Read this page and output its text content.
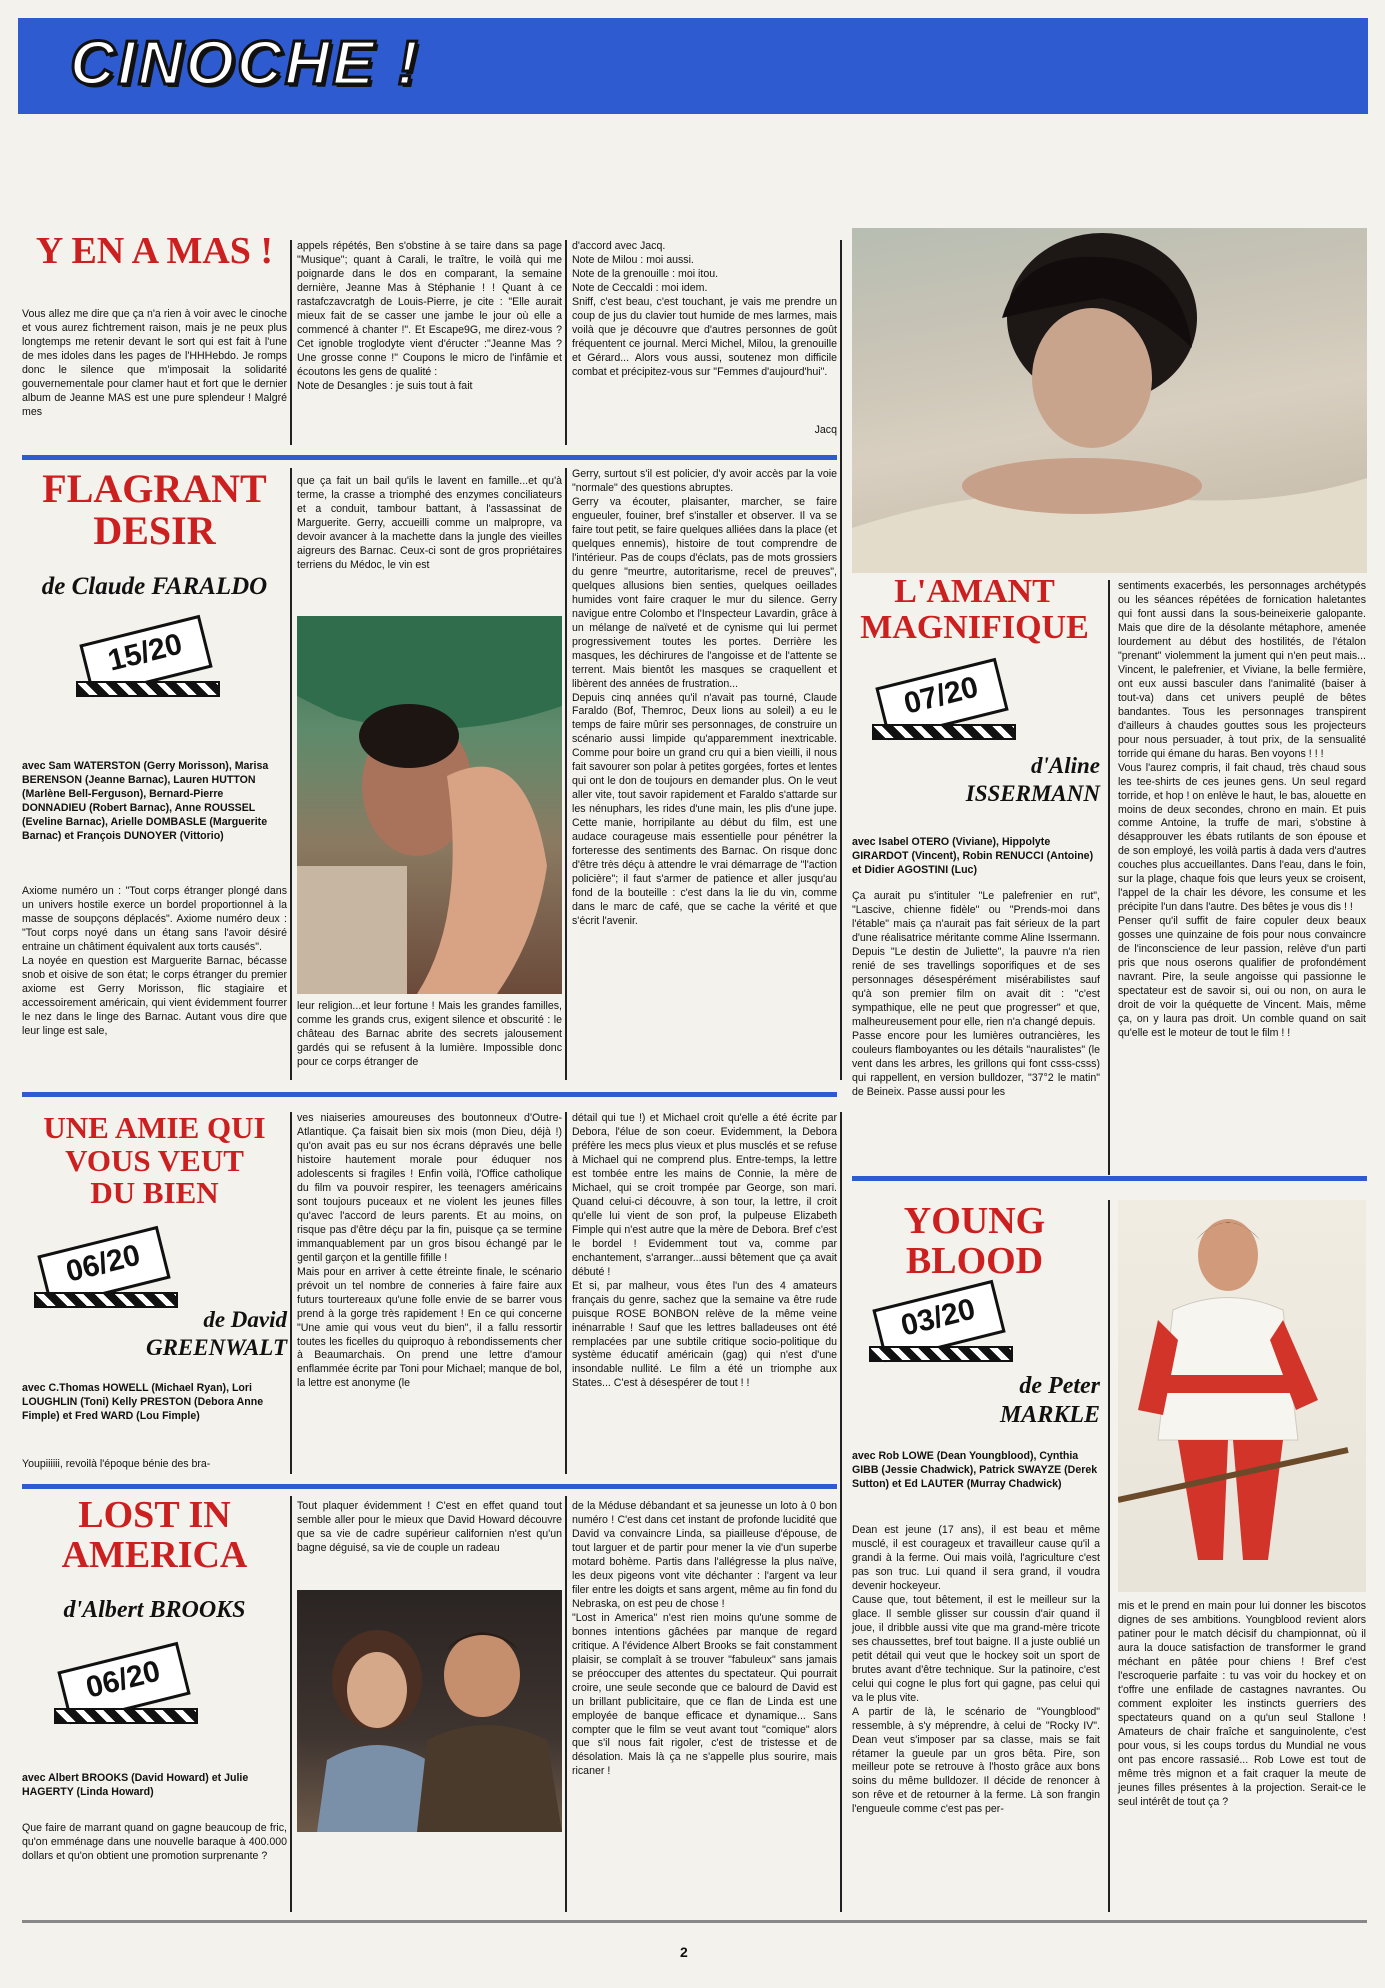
CINOCHE !
Y EN A MAS !
Vous allez me dire que ça n'a rien à voir avec le cinoche et vous aurez fichtrement raison, mais je ne peux plus longtemps me retenir devant le sort qui est fait à l'une de mes idoles dans les pages de l'HHHebdo. Je romps donc le silence que m'imposait la solidarité gouvernementale pour clamer haut et fort que le dernier album de Jeanne MAS est une pure splendeur ! Malgré mes
appels répétés, Ben s'obstine à se taire dans sa page "Musique"; quant à Carali, le traître, le voilà qui me poignarde dans le dos en comparant, la semaine dernière, Jeanne Mas à Stéphanie ! ! Quant à ce rastafczavcratgh de Louis-Pierre, je cite : "Elle aurait mieux fait de se casser une jambe le jour où elle a commencé à chanter !". Et Escape9G, me direz-vous ? Cet ignoble troglodyte vient d'éructer :"Jeanne Mas ? Une grosse conne !" Coupons le micro de l'infâmie et écoutons les gens de qualité :
Note de Desangles : je suis tout à fait
d'accord avec Jacq.
Note de Milou : moi aussi.
Note de la grenouille : moi itou.
Note de Ceccaldi : moi idem.
Sniff, c'est beau, c'est touchant, je vais me prendre un coup de jus du clavier tout humide de mes larmes, mais voilà que je découvre que d'autres personnes de goût fréquentent ce journal. Merci Michel, Milou, la grenouille et Gérard... Alors vous aussi, soutenez mon difficile combat et précipitez-vous sur "Femmes d'aujourd'hui".
Jacq
FLAGRANT
DESIR
de Claude FARALDO
15/20
avec Sam WATERSTON (Gerry Morisson), Marisa BERENSON (Jeanne Barnac), Lauren HUTTON (Marlène Bell-Ferguson), Bernard-Pierre DONNADIEU (Robert Barnac), Anne ROUSSEL (Eveline Barnac), Arielle DOMBASLE (Marguerite Barnac) et François DUNOYER (Vittorio)
Axiome numéro un : "Tout corps étranger plongé dans un univers hostile exerce un bordel proportionnel à la masse de soupçons déplacés". Axiome numéro deux : "Tout corps noyé dans un étang sans l'avoir désiré entraine un châtiment équivalent aux torts causés".
La noyée en question est Marguerite Barnac, bécasse snob et oisive de son état; le corps étranger du premier axiome est Gerry Morisson, flic stagiaire et accessoirement américain, qui vient évidemment fourrer le nez dans le linge des Barnac. Autant vous dire que leur linge est sale,
que ça fait un bail qu'ils le lavent en famille...et qu'à terme, la crasse a triomphé des enzymes conciliateurs et a conduit, tambour battant, à l'assassinat de Marguerite. Gerry, accueilli comme un malpropre, va devoir avancer à la machette dans la jungle des vieilles aigreurs des Barnac. Ceux-ci sont de gros propriétaires terriens du Médoc, le vin est
leur religion...et leur fortune ! Mais les grandes familles, comme les grands crus, exigent silence et obscurité : le château des Barnac abrite des secrets jalousement gardés qui se refusent à la lumière. Impossible donc pour ce corps étranger de
Gerry, surtout s'il est policier, d'y avoir accès par la voie "normale" des questions abruptes.
Gerry va écouter, plaisanter, marcher, se faire engueuler, fouiner, bref s'installer et observer. Il va se faire tout petit, se faire quelques alliées dans la place (et quelques ennemis), histoire de tout comprendre de l'intérieur. Pas de coups d'éclats, pas de mots grossiers du genre "meurtre, autoritarisme, recel de preuves", quelques allusions bien senties, quelques oeillades humides vont faire craquer le mur du silence. Gerry navigue entre Colombo et l'Inspecteur Lavardin, grâce à un mélange de naïveté et de cynisme qui lui permet progressivement toutes les portes. Derrière les masques, les déchirures de l'angoisse et de l'attente se terrent. Mais bientôt les masques se craquellent et libèrent des années de frustration...
Depuis cinq années qu'il n'avait pas tourné, Claude Faraldo (Bof, Themroc, Deux lions au soleil) a eu le temps de faire mûrir ses personnages, de construire un scénario aussi limpide qu'apparemment inextricable. Comme pour boire un grand cru qui a bien vieilli, il nous fait savourer son polar à petites gorgées, fortes et lentes qui ont le don de toujours en demander plus. On le veut aller vite, tout savoir rapidement et Faraldo s'attarde sur les nénuphars, les rides d'une main, les plis d'une jupe. Cette manie, horripilante au début du film, est une audace courageuse mais essentielle pour pénétrer la forteresse des sentiments des Barnac. On risque donc d'être très déçu à attendre le vrai démarrage de "l'action policière"; il faut s'armer de patience et aller jusqu'au fond de la bouteille : c'est dans la lie du vin, comme dans le marc de café, que se cache la vérité et que s'écrit l'avenir.
L'AMANT
MAGNIFIQUE
07/20
d'Aline
ISSERMANN
avec Isabel OTERO (Viviane), Hippolyte GIRARDOT (Vincent), Robin RENUCCI (Antoine) et Didier AGOSTINI (Luc)
Ça aurait pu s'intituler "Le palefrenier en rut", "Lascive, chienne fidèle" ou "Prends-moi dans l'étable" mais ça n'aurait pas fait sérieux de la part d'une réalisatrice méritante comme Aline Issermann. Depuis "Le destin de Juliette", la pauvre n'a rien renié de ses travellings soporifiques et de ses personnages désespérément misérabilistes sauf qu'à son premier film on avait dit : "c'est sympathique, elle ne peut que progresser" et que, malheureusement pour elle, rien n'a changé depuis.
Passe encore pour les lumières outrancières, les couleurs flamboyantes ou les détails "nauralistes" (le vent dans les arbres, les grillons qui font csss-csss) qui rappellent, en version bulldozer, "37°2 le matin" de Beineix. Passe aussi pour les
sentiments exacerbés, les personnages archétypés ou les séances répétées de fornication haletantes qui font aussi dans la sous-beineixerie galopante. Mais que dire de la désolante métaphore, amenée lourdement au début des hostilités, de l'étalon "prenant" violemment la jument qui n'en peut mais... Vincent, le palefrenier, et Viviane, la belle fermière, ont eux aussi basculer dans l'animalité (baiser à tout-va) dans cet univers peuplé de bêtes bandantes. Tous les personnages transpirent d'ailleurs à chaudes gouttes sous les projecteurs pour nous persuader, à tout prix, de la sensualité torride qui émane du haras. Ben voyons ! ! !
Vous l'aurez compris, il fait chaud, très chaud sous les tee-shirts de ces jeunes gens. Un seul regard torride, et hop ! on enlève le haut, le bas, alouette en moins de deux secondes, chrono en main. Et puis comme Antoine, la truffe de mari, s'obstine à désapprouver les ébats rutilants de son épouse et de son employé, les voilà partis à dada vers d'autres couches plus accueillantes. Dans l'eau, dans le foin, sur la plage, chaque fois que leurs yeux se croisent, l'appel de la chair les dévore, les consume et les précipite l'un dans l'autre. Des bêtes je vous dis ! !
Penser qu'il suffit de faire copuler deux beaux gosses une quinzaine de fois pour nous convaincre de l'inconscience de leur passion, relève d'un parti pris que nous oserons qualifier de profondément navrant. Pire, la seule angoisse qui passionne le spectateur est de savoir si, oui ou non, on aura le droit de voir la quéquette de Vincent. Mais, même ça, on y laura pas droit. Un comble quand on sait qu'elle est le moteur de tout le film ! !
UNE AMIE QUI
VOUS VEUT
DU BIEN
06/20
de David
GREENWALT
avec C.Thomas HOWELL (Michael Ryan), Lori LOUGHLIN (Toni) Kelly PRESTON (Debora Anne Fimple) et Fred WARD (Lou Fimple)
Youpiiiiii, revoilà l'époque bénie des bra-
ves niaiseries amoureuses des boutonneux d'Outre-Atlantique. Ça faisait bien six mois (mon Dieu, déjà !) qu'on avait pas eu sur nos écrans dépravés une belle histoire hautement morale pour éduquer nos adolescents si fragiles ! Enfin voilà, l'Office catholique du film va pouvoir respirer, les teenagers américains sont toujours puceaux et ne violent les jeunes filles qu'avec l'accord de leurs parents. Et au moins, on risque pas d'être déçu par la fin, puisque ça se termine immanquablement par un gros bisou échangé par le gentil garçon et la gentille fifille !
Mais pour en arriver à cette étreinte finale, le scénario prévoit un tel nombre de conneries à faire faire aux futurs tourtereaux qu'une folle envie de se barrer vous prend à la gorge très rapidement ! En ce qui concerne "Une amie qui vous veut du bien", il a fallu ressortir toutes les ficelles du quiproquo à rebondissements cher à Beaumarchais. On prend une lettre d'amour enflammée écrite par Toni pour Michael; manque de bol, la lettre est anonyme (le
détail qui tue !) et Michael croit qu'elle a été écrite par Debora, l'élue de son coeur. Evidemment, la Debora préfère les mecs plus vieux et plus musclés et se refuse à Michael qui ne comprend plus. Entre-temps, la lettre est tombée entre les mains de Connie, la mère de Michael, qui se croit trompée par George, son mari. Quand celui-ci découvre, à son tour, la lettre, il croit qu'elle lui vient de son prof, la pulpeuse Elizabeth Fimple qui n'est autre que la mère de Debora. Bref c'est le bordel ! Evidemment tout va, comme par enchantement, s'arranger...aussi bêtement que ça avait débuté !
Et si, par malheur, vous êtes l'un des 4 amateurs français du genre, sachez que la semaine va être rude puisque ROSE BONBON relève de la même veine inénarrable ! Sauf que les lettres balladeuses ont été remplacées par une subtile critique socio-politique du système éducatif américain (gag) qui n'est d'une insondable nullité. Le film a été un triomphe aux States... C'est à désespérer de tout ! !
LOST IN
AMERICA
d'Albert BROOKS
06/20
avec Albert BROOKS (David Howard) et Julie HAGERTY (Linda Howard)
Que faire de marrant quand on gagne beaucoup de fric, qu'on emménage dans une nouvelle baraque à 400.000 dollars et qu'on obtient une promotion surprenante ?
Tout plaquer évidemment ! C'est en effet quand tout semble aller pour le mieux que David Howard découvre que sa vie de cadre supérieur californien n'est qu'un bagne déguisé, sa vie de couple un radeau
de la Méduse débandant et sa jeunesse un loto à 0 bon numéro ! C'est dans cet instant de profonde lucidité que David va convaincre Linda, sa piailleuse d'épouse, de tout larguer et de partir pour mener la vie d'un superbe motard bohème. Partis dans l'allégresse la plus naïve, les deux pigeons vont vite déchanter : l'argent va leur filer entre les doigts et sans argent, même au fin fond du Nebraska, on est peu de chose !
"Lost in America" n'est rien moins qu'une somme de bonnes intentions gâchées par manque de regard critique. A l'évidence Albert Brooks se fait constamment plaisir, se complaît à se trouver "fabuleux" sans jamais se préoccuper des attentes du spectateur. Qui pourrait croire, une seule seconde que ce balourd de David est un brillant publicitaire, que ce flan de Linda est une employée de banque efficace et dynamique... Sans compter que le film se veut avant tout "comique" alors que s'il nous fait rigoler, c'est de tristesse et de désolation. Mais là ça ne s'appelle plus sourire, mais ricaner !
YOUNG
BLOOD
03/20
de Peter
MARKLE
avec Rob LOWE (Dean Youngblood), Cynthia GIBB (Jessie Chadwick), Patrick SWAYZE (Derek Sutton) et Ed LAUTER (Murray Chadwick)
Dean est jeune (17 ans), il est beau et même musclé, il est courageux et travailleur cause qu'il a grandi à la ferme. Oui mais voilà, l'agriculture c'est pas son truc. Lui quand il sera grand, il voudra devenir hockeyeur.
Cause que, tout bêtement, il est le meilleur sur la glace. Il semble glisser sur coussin d'air quand il joue, il dribble aussi vite que ma grand-mère tricote ses chaussettes, bref tout baigne. Il a juste oublié un petit détail qui veut que le hockey soit un sport de brutes avant d'être technique. Sur la patinoire, c'est celui qui cogne le plus fort qui gagne, pas celui qui va le plus vite.
A partir de là, le scénario de "Youngblood" ressemble, à s'y méprendre, à celui de "Rocky IV". Dean veut s'imposer par sa classe, mais se fait rétamer la gueule par un gros bêta. Pire, son meilleur pote se retrouve à l'hosto grâce aux bons soins du même bulldozer. Il décide de renoncer à son rêve et de retourner à la ferme. Là son frangin l'engueule comme c'est pas per-
mis et le prend en main pour lui donner les biscotos dignes de ses ambitions. Youngblood revient alors patiner pour le match décisif du championnat, où il aura la douce satisfaction de transformer le grand méchant en pâtée pour chiens ! Bref c'est l'escroquerie parfaite : tu vas voir du hockey et on t'offre une enfilade de castagnes navrantes. Ou comment exploiter les instincts guerriers des spectateurs quand on a qu'un seul Stallone ! Amateurs de chair fraîche et sanguinolente, c'est pour vous, si les coups tordus du Mundial ne vous ont pas encore rassasié... Rob Lowe est tout de même très mignon et a fait craquer la meute de jeunes filles présentes à la projection. Serait-ce le seul intérêt de tout ça ?
2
·····
§ Exercise instructions
In the material above, how many lines include the string "Milou"? Please reply with the number only.

§ Response area
2